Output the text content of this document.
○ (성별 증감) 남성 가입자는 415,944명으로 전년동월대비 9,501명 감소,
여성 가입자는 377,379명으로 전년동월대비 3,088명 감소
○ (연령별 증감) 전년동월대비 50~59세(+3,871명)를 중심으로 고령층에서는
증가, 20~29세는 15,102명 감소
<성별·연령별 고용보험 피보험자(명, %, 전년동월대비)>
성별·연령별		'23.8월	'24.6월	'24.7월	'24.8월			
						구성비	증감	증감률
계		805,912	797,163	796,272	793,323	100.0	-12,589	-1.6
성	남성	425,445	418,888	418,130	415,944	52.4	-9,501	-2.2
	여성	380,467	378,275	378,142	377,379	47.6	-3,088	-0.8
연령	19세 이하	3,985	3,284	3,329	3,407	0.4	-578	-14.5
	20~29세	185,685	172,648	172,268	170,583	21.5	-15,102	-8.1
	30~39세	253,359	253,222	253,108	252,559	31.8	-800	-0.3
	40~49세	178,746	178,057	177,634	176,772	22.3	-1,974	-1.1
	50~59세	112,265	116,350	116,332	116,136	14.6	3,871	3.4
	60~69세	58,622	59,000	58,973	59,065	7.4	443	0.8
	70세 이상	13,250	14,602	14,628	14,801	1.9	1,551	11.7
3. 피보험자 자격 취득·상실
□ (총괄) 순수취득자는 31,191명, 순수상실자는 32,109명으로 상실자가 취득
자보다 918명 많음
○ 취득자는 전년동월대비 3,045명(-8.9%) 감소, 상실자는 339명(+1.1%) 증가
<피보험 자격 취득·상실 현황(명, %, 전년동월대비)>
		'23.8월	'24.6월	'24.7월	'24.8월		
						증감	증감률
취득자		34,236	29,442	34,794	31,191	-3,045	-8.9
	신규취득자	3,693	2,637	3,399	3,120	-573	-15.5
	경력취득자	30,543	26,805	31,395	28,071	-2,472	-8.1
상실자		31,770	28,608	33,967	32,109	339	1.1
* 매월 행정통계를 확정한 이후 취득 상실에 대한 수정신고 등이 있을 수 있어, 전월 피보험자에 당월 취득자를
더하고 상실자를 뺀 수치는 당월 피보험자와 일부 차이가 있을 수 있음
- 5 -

■ **Brief**
Repeat all of the records above exactly as written.

■ **Worked solution**
Output the text content of this document.
○ (성별 증감) 남성 가입자는 415,944명으로 전년동월대비 9,501명 감소,
여성 가입자는 377,379명으로 전년동월대비 3,088명 감소
○ (연령별 증감) 전년동월대비 50~59세(+3,871명)를 중심으로 고령층에서는
증가, 20~29세는 15,102명 감소
<성별·연령별 고용보험 피보험자(명, %, 전년동월대비)>
성별·연령별		'23.8월	'24.6월	'24.7월	'24.8월			
						구성비	증감	증감률
계		805,912	797,163	796,272	793,323	100.0	-12,589	-1.6
성	남성	425,445	418,888	418,130	415,944	52.4	-9,501	-2.2
	여성	380,467	378,275	378,142	377,379	47.6	-3,088	-0.8
연령	19세 이하	3,985	3,284	3,329	3,407	0.4	-578	-14.5
	20~29세	185,685	172,648	172,268	170,583	21.5	-15,102	-8.1
	30~39세	253,359	253,222	253,108	252,559	31.8	-800	-0.3
	40~49세	178,746	178,057	177,634	176,772	22.3	-1,974	-1.1
	50~59세	112,265	116,350	116,332	116,136	14.6	3,871	3.4
	60~69세	58,622	59,000	58,973	59,065	7.4	443	0.8
	70세 이상	13,250	14,602	14,628	14,801	1.9	1,551	11.7
3. 피보험자 자격 취득·상실
□ (총괄) 순수취득자는 31,191명, 순수상실자는 32,109명으로 상실자가 취득
자보다 918명 많음
○ 취득자는 전년동월대비 3,045명(-8.9%) 감소, 상실자는 339명(+1.1%) 증가
<피보험 자격 취득·상실 현황(명, %, 전년동월대비)>
		'23.8월	'24.6월	'24.7월	'24.8월		
						증감	증감률
취득자		34,236	29,442	34,794	31,191	-3,045	-8.9
	신규취득자	3,693	2,637	3,399	3,120	-573	-15.5
	경력취득자	30,543	26,805	31,395	28,071	-2,472	-8.1
상실자		31,770	28,608	33,967	32,109	339	1.1
* 매월 행정통계를 확정한 이후 취득 상실에 대한 수정신고 등이 있을 수 있어, 전월 피보험자에 당월 취득자를
더하고 상실자를 뺀 수치는 당월 피보험자와 일부 차이가 있을 수 있음
- 5 -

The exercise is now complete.